Collection entries
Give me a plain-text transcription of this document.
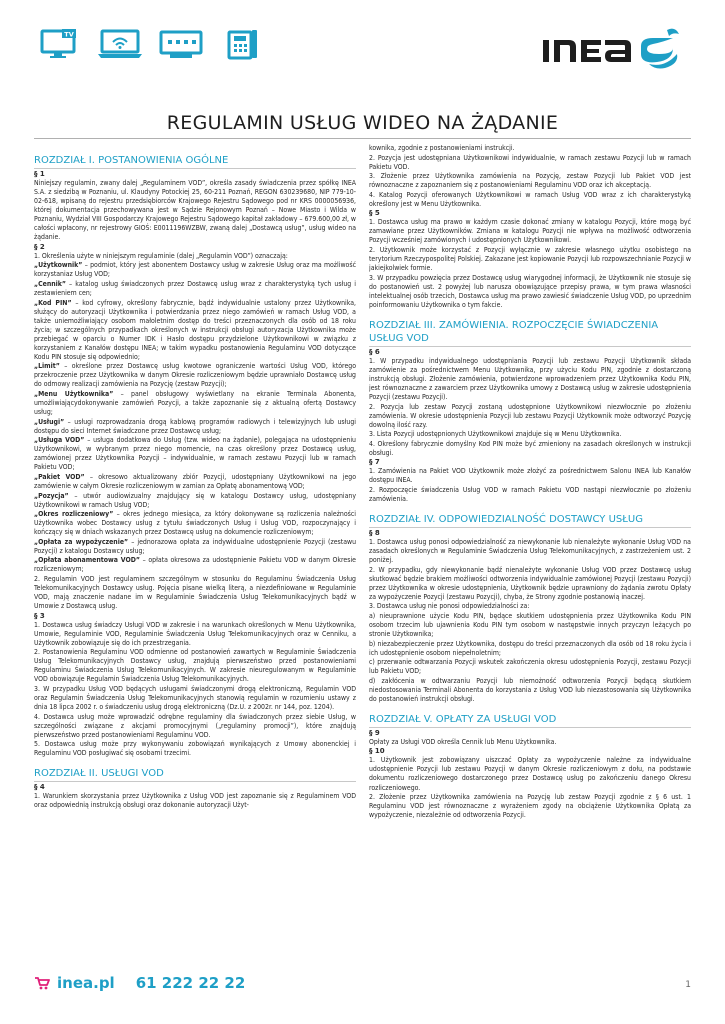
TV
REGULAMIN USŁUG WIDEO NA ŻĄDANIE
ROZDZIAŁ I. POSTANOWIENIA OGÓLNE
§ 1

Niniejszy regulamin, zwany dalej „Regulaminem VOD”, określa zasady świadczenia przez spółkę INEA S.A. z siedzibą w Poznaniu, ul. Klaudyny Potockiej 25, 60-211 Poznań, REGON 630239680, NIP 779-10-02-618, wpisaną do rejestru przedsiębiorców Krajowego Rejestru Sądowego pod nr KRS 0000056936, której dokumentacja przechowywana jest w Sądzie Rejonowym Poznań – Nowe Miasto i Wilda w Poznaniu, Wydział VIII Gospodarczy Krajowego Rejestru Sądowego kapitał zakładowy – 679.600,00 zł, w całości wpłacony, nr rejestrowy GIOŚ: E0011196WZBW, zwaną dalej „Dostawcą usług”, usług wideo na żądanie.

§ 2

1. Określenia użyte w niniejszym regulaminie (dalej „Regulamin VOD”) oznaczają:

„Użytkownik” – podmiot, który jest abonentem Dostawcy usług w zakresie Usług oraz ma możliwość korzystaniaz Usług VOD;

„Cennik” – katalog usług świadczonych przez Dostawcę usług wraz z charakterystyką tych usług i zestawieniem cen;

„Kod PIN” – kod cyfrowy, określony fabrycznie, bądź indywidualnie ustalony przez Użytkownika, służący do autoryzacji Użytkownika i potwierdzania przez niego zamówień w ramach Usług VOD, a także uniemożliwiający osobom małoletnim dostęp do treści przeznaczonych dla osób od 18 roku życia; w szczególnych przypadkach określonych w instrukcji obsługi autoryzacja Użytkownika może przebiegać w oparciu o Numer IDK i Hasło dostępu przydzielone Użytkownikowi w związku z korzystaniem z Kanałów dostępu INEA; w takim wypadku postanowienia Regulaminu VOD dotyczące Kodu PIN stosuje się odpowiednio;

„Limit” – określone przez Dostawcę usług kwotowe ograniczenie wartości Usług VOD, którego przekroczenie przez Użytkownika w danym Okresie rozliczeniowym będzie uprawniało Dostawcę usług do odmowy realizacji zamówienia na Pozycję (zestaw Pozycji);

„Menu Użytkownika” – panel obsługowy wyświetlany na ekranie Terminala Abonenta, umożliwiającydokonywanie zamówień Pozycji, a także zapoznanie się z aktualną ofertą Dostawcy usług;

„Usługi” – usługi rozprowadzania drogą kablową programów radiowych i telewizyjnych lub usługi dostępu do sieci Internet świadczone przez Dostawcę usług;

„Usługa VOD” – usługa dodatkowa do Usług (tzw. wideo na żądanie), polegająca na udostępnieniu Użytkownikowi, w wybranym przez niego momencie, na czas określony przez Dostawcę usług, zamówionej przez Użytkownika Pozycji – indywidualnie, w ramach zestawu Pozycji lub w ramach Pakietu VOD;

„Pakiet VOD” – okresowo aktualizowany zbiór Pozycji, udostępniany Użytkownikowi na jego zamówienie w całym Okresie rozliczeniowym w zamian za Opłatę abonamentową VOD;

„Pozycja” – utwór audiowizualny znajdujący się w katalogu Dostawcy usług, udostępniany Użytkownikowi w ramach Usług VOD;

„Okres rozliczeniowy” – okres jednego miesiąca, za który dokonywane są rozliczenia należności Użytkownika wobec Dostawcy usług z tytułu świadczonych Usług i Usług VOD, rozpoczynający i kończący się w dniach wskazanych przez Dostawcę usług na dokumencie rozliczeniowym;

„Opłata za wypożyczenie” – jednorazowa opłata za indywidualne udostępnienie Pozycji (zestawu Pozycji) z katalogu Dostawcy usług;

„Opłata abonamentowa VOD” – opłata okresowa za udostępnienie Pakietu VOD w danym Okresie rozliczeniowym;

2. Regulamin VOD jest regulaminem szczególnym w stosunku do Regulaminu Świadczenia Usług Telekomunikacyjnych Dostawcy usług. Pojęcia pisane wielką literą, a niezdefiniowane w Regulaminie VOD, mają znaczenie nadane im w Regulaminie Świadczenia Usług Telekomunikacyjnych bądź w Umowie z Dostawcą usług.

§ 3

1. Dostawca usług świadczy Usługi VOD w zakresie i na warunkach określonych w Menu Użytkownika, Umowie, Regulaminie VOD, Regulaminie Świadczenia Usług Telekomunikacyjnych oraz w Cenniku, a Użytkownik zobowiązuje się do ich przestrzegania.

2. Postanowienia Regulaminu VOD odmienne od postanowień zawartych w Regulaminie Świadczenia Usług Telekomunikacyjnych Dostawcy usług, znajdują pierwszeństwo przed postanowieniami Regulaminu Świadczenia Usług Telekomunikacyjnych. W zakresie nieuregulowanym w Regulaminie VOD obowiązuje Regulamin Świadczenia Usług Telekomunikacyjnych.

3. W przypadku Usług VOD będących usługami świadczonymi drogą elektroniczną, Regulamin VOD oraz Regulamin Świadczenia Usług Telekomunikacyjnych stanowią regulamin w rozumieniu ustawy z dnia 18 lipca 2002 r. o świadczeniu usług drogą elektroniczną (Dz.U. z 2002r. nr 144, poz. 1204).

4. Dostawca usług może wprowadzić odrębne regulaminy dla świadczonych przez siebie Usług, w szczególności związane z akcjami promocyjnymi („regulaminy promocji”), które znajdują pierwszeństwo przed postanowieniami Regulaminu VOD.

5. Dostawca usług może przy wykonywaniu zobowiązań wynikających z Umowy abonenckiej i Regulaminu VOD posługiwać się osobami trzecimi.

ROZDZIAŁ II. USŁUGI VOD
§ 4

1. Warunkiem skorzystania przez Użytkownika z Usług VOD jest zapoznanie się z Regulaminem VOD oraz odpowiednią instrukcją obsługi oraz dokonanie autoryzacji Użyt-

kownika, zgodnie z postanowieniami instrukcji.

2. Pozycja jest udostępniana Użytkownikowi indywidualnie, w ramach zestawu Pozycji lub w ramach Pakietu VOD.

3. Złożenie przez Użytkownika zamówienia na Pozycję, zestaw Pozycji lub Pakiet VOD jest równoznaczne z zapoznaniem się z postanowieniami Regulaminu VOD oraz ich akceptacją.

4. Katalog Pozycji oferowanych Użytkownikowi w ramach Usług VOD wraz z ich charakterystyką określony jest w Menu Użytkownika.

§ 5

1. Dostawca usług ma prawo w każdym czasie dokonać zmiany w katalogu Pozycji, które mogą być zamawiane przez Użytkowników. Zmiana w katalogu Pozycji nie wpływa na możliwość odtworzenia Pozycji wcześniej zamówionych i udostępnionych Użytkownikowi.

2. Użytkownik może korzystać z Pozycji wyłącznie w zakresie własnego użytku osobistego na terytorium Rzeczypospolitej Polskiej. Zakazane jest kopiowanie Pozycji lub rozpowszechnianie Pozycji w jakiejkolwiek formie.

3. W przypadku powzięcia przez Dostawcę usług wiarygodnej informacji, że Użytkownik nie stosuje się do postanowień ust. 2 powyżej lub narusza obowiązujące przepisy prawa, w tym prawa własności intelektualnej osób trzecich, Dostawca usług ma prawo zawiesić świadczenie Usług VOD, po uprzednim poinformowaniu Użytkownika o tym fakcie.

ROZDZIAŁ III. ZAMÓWIENIA. ROZPOCZĘCIE ŚWIADCZENIA USŁUG VOD
§ 6

1. W przypadku indywidualnego udostępniania Pozycji lub zestawu Pozycji Użytkownik składa zamówienie za pośrednictwem Menu Użytkownika, przy użyciu Kodu PIN, zgodnie z dostarczoną instrukcją obsługi. Złożenie zamówienia, potwierdzone wprowadzeniem przez Użytkownika Kodu PIN, jest równoznaczne z zawarciem przez Użytkownika umowy z Dostawcą usług w zakresie udostępnienia Pozycji (zestawu Pozycji).

2. Pozycja lub zestaw Pozycji zostaną udostępnione Użytkownikowi niezwłocznie po złożeniu zamówienia. W okresie udostępnienia Pozycji lub zestawu Pozycji Użytkownik może odtworzyć Pozycję dowolną ilość razy.

3. Lista Pozycji udostępnionych Użytkownikowi znajduje się w Menu Użytkownika.

4. Określony fabrycznie domyślny Kod PIN może być zmieniony na zasadach określonych w instrukcji obsługi.

§ 7

1. Zamówienia na Pakiet VOD Użytkownik może złożyć za pośrednictwem Salonu INEA lub Kanałów dostępu INEA.

2. Rozpoczęcie świadczenia Usług VOD w ramach Pakietu VOD nastąpi niezwłocznie po złożeniu zamówienia.

ROZDZIAŁ IV. ODPOWIEDZIALNOŚĆ DOSTAWCY USŁUG
§ 8

1. Dostawca usług ponosi odpowiedzialność za niewykonanie lub nienależyte wykonanie Usług VOD na zasadach określonych w Regulaminie Świadczenia Usług Telekomunikacyjnych, z zastrzeżeniem ust. 2 poniżej.

2. W przypadku, gdy niewykonanie bądź nienależyte wykonanie Usług VOD przez Dostawcę usług skutkować będzie brakiem możliwości odtworzenia indywidualnie zamówionej Pozycji (zestawu Pozycji) przez Użytkownika w okresie udostępnienia, Użytkownik będzie uprawniony do żądania zwrotu Opłaty za wypożyczenie Pozycji (zestawu Pozycji), chyba, że Strony zgodnie postanowią inaczej.

3. Dostawca usług nie ponosi odpowiedzialności za:

a) nieuprawnione użycie Kodu PIN, będące skutkiem udostępnienia przez Użytkownika Kodu PIN osobom trzecim lub ujawnienia Kodu PIN tym osobom w następstwie innych przyczyn leżących po stronie Użytkownika;

b) niezabezpieczenie przez Użytkownika, dostępu do treści przeznaczonych dla osób od 18 roku życia i ich udostępnienie osobom niepełnoletnim;

c) przerwanie odtwarzania Pozycji wskutek zakończenia okresu udostępnienia Pozycji, zestawu Pozycji lub Pakietu VOD;

d) zakłócenia w odtwarzaniu Pozycji lub niemożność odtworzenia Pozycji będącą skutkiem niedostosowania Terminali Abonenta do korzystania z Usług VOD lub niezastosowania się Użytkownika do postanowień instrukcji obsługi.

ROZDZIAŁ V. OPŁATY ZA USŁUGI VOD
§ 9

Opłaty za Usługi VOD określa Cennik lub Menu Użytkownika.

§ 10

1. Użytkownik jest zobowiązany uiszczać Opłaty za wypożyczenie należne za indywidualne udostępnienie Pozycji lub zestawu Pozycji w danym Okresie rozliczeniowym z dołu, na podstawie dokumentu rozliczeniowego dostarczonego przez Dostawcę usług po zakończeniu danego Okresu rozliczeniowego.

2. Złożenie przez Użytkownika zamówienia na Pozycję lub zestaw Pozycji zgodnie z § 6 ust. 1 Regulaminu VOD jest równoznaczne z wyrażeniem zgody na obciążenie Użytkownika Opłatą za wypożyczenie, niezależnie od odtworzenia Pozycji.

inea.pl 61 222 22 22	1
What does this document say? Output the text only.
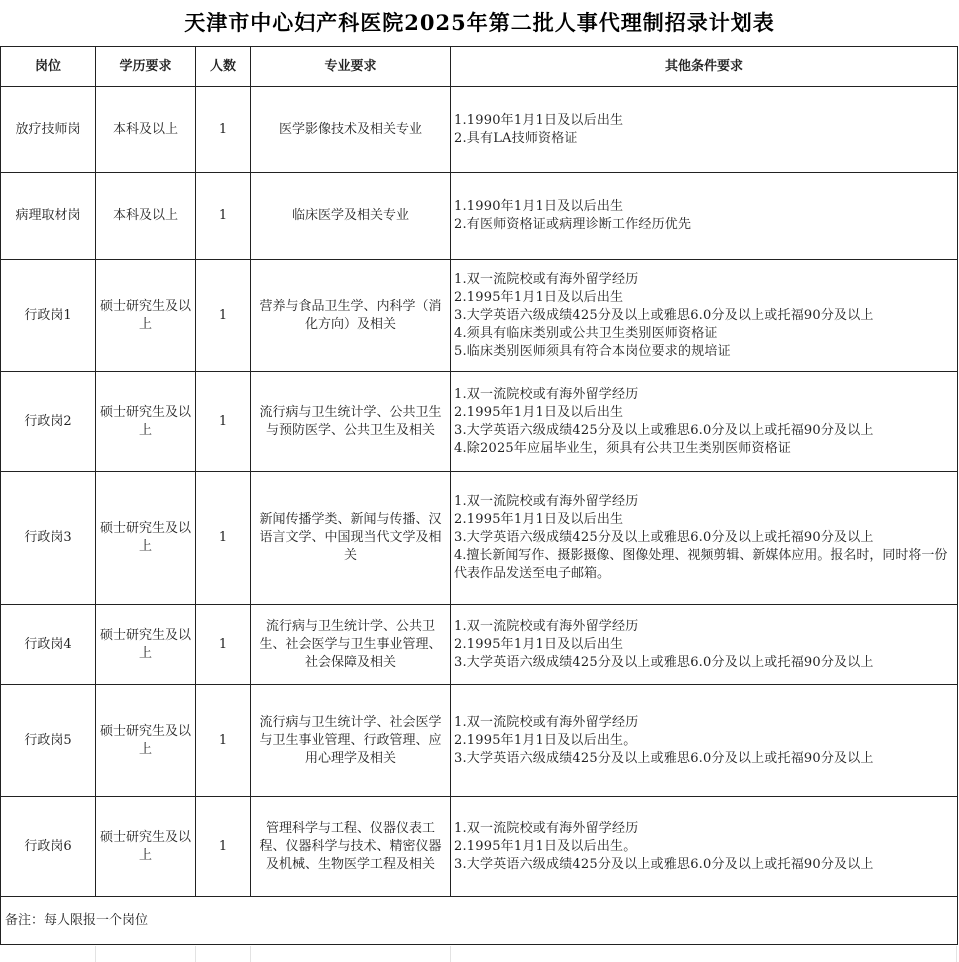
天津市中心妇产科医院2025年第二批人事代理制招录计划表
岗位	学历要求	人数	专业要求	其他条件要求
放疗技师岗	本科及以上	1	医学影像技术及相关专业	1.1990年1月1日及以后出生
2.具有LA技师资格证

病理取材岗	本科及以上	1	临床医学及相关专业	1.1990年1月1日及以后出生
2.有医师资格证或病理诊断工作经历优先

行政岗1	硕士研究生及以上	1	营养与食品卫生学、内科学（消化方向）及相关	1.双一流院校或有海外留学经历
2.1995年1月1日及以后出生
3.大学英语六级成绩425分及以上或雅思6.0分及以上或托福90分及以上
4.须具有临床类别或公共卫生类别医师资格证
5.临床类别医师须具有符合本岗位要求的规培证

行政岗2	硕士研究生及以上	1	流行病与卫生统计学、公共卫生与预防医学、公共卫生及相关	1.双一流院校或有海外留学经历
2.1995年1月1日及以后出生
3.大学英语六级成绩425分及以上或雅思6.0分及以上或托福90分及以上
4.除2025年应届毕业生，须具有公共卫生类别医师资格证

行政岗3	硕士研究生及以上	1	新闻传播学类、新闻与传播、汉语言文学、中国现当代文学及相关	1.双一流院校或有海外留学经历
2.1995年1月1日及以后出生
3.大学英语六级成绩425分及以上或雅思6.0分及以上或托福90分及以上
4.擅长新闻写作、摄影摄像、图像处理、视频剪辑、新媒体应用。报名时，同时将一份代表作品发送至电子邮箱。

行政岗4	硕士研究生及以上	1	流行病与卫生统计学、公共卫生、社会医学与卫生事业管理、社会保障及相关	1.双一流院校或有海外留学经历
2.1995年1月1日及以后出生
3.大学英语六级成绩425分及以上或雅思6.0分及以上或托福90分及以上

行政岗5	硕士研究生及以上	1	流行病与卫生统计学、社会医学与卫生事业管理、行政管理、应用心理学及相关	1.双一流院校或有海外留学经历
2.1995年1月1日及以后出生。
3.大学英语六级成绩425分及以上或雅思6.0分及以上或托福90分及以上

行政岗6	硕士研究生及以上	1	管理科学与工程、仪器仪表工程、仪器科学与技术、精密仪器及机械、生物医学工程及相关	1.双一流院校或有海外留学经历
2.1995年1月1日及以后出生。
3.大学英语六级成绩425分及以上或雅思6.0分及以上或托福90分及以上

备注：每人限报一个岗位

(EXERCISE DIRECTIONS)
Show every line in the records above that contains the word "zestawu".

(FULL ANSWER)
„Usługa VOD” – usługa dodatkowa do Usług (tzw. wideo na żądanie), polegająca na udostępnieniu Użytkownikowi, w wybranym przez niego momencie, na czas określony przez Dostawcę usług, zamówionej przez Użytkownika Pozycji – indywidualnie, w ramach zestawu Pozycji lub w ramach Pakietu VOD;
„Opłata za wypożyczenie” – jednorazowa opłata za indywidualne udostępnienie Pozycji (zestawu Pozycji) z katalogu Dostawcy usług;
2. Pozycja jest udostępniana Użytkownikowi indywidualnie, w ramach zestawu Pozycji lub w ramach Pakietu VOD.
1. W przypadku indywidualnego udostępniania Pozycji lub zestawu Pozycji Użytkownik składa zamówienie za pośrednictwem Menu Użytkownika, przy użyciu Kodu PIN, zgodnie z dostarczoną instrukcją obsługi. Złożenie zamówienia, potwierdzone wprowadzeniem przez Użytkownika Kodu PIN, jest równoznaczne z zawarciem przez Użytkownika umowy z Dostawcą usług w zakresie udostępnienia Pozycji (zestawu Pozycji).
2. Pozycja lub zestaw Pozycji zostaną udostępnione Użytkownikowi niezwłocznie po złożeniu zamówienia. W okresie udostępnienia Pozycji lub zestawu Pozycji Użytkownik może odtworzyć Pozycję dowolną ilość razy.
2. W przypadku, gdy niewykonanie bądź nienależyte wykonanie Usług VOD przez Dostawcę usług skutkować będzie brakiem możliwości odtworzenia indywidualnie zamówionej Pozycji (zestawu Pozycji) przez Użytkownika w okresie udostępnienia, Użytkownik będzie uprawniony do żądania zwrotu Opłaty za wypożyczenie Pozycji (zestawu Pozycji), chyba, że Strony zgodnie postanowią inaczej.
c) przerwanie odtwarzania Pozycji wskutek zakończenia okresu udostępnienia Pozycji, zestawu Pozycji lub Pakietu VOD;
1. Użytkownik jest zobowiązany uiszczać Opłaty za wypożyczenie należne za indywidualne udostępnienie Pozycji lub zestawu Pozycji w danym Okresie rozliczeniowym z dołu, na podstawie dokumentu rozliczeniowego dostarczonego przez Dostawcę usług po zakończeniu danego Okresu rozliczeniowego.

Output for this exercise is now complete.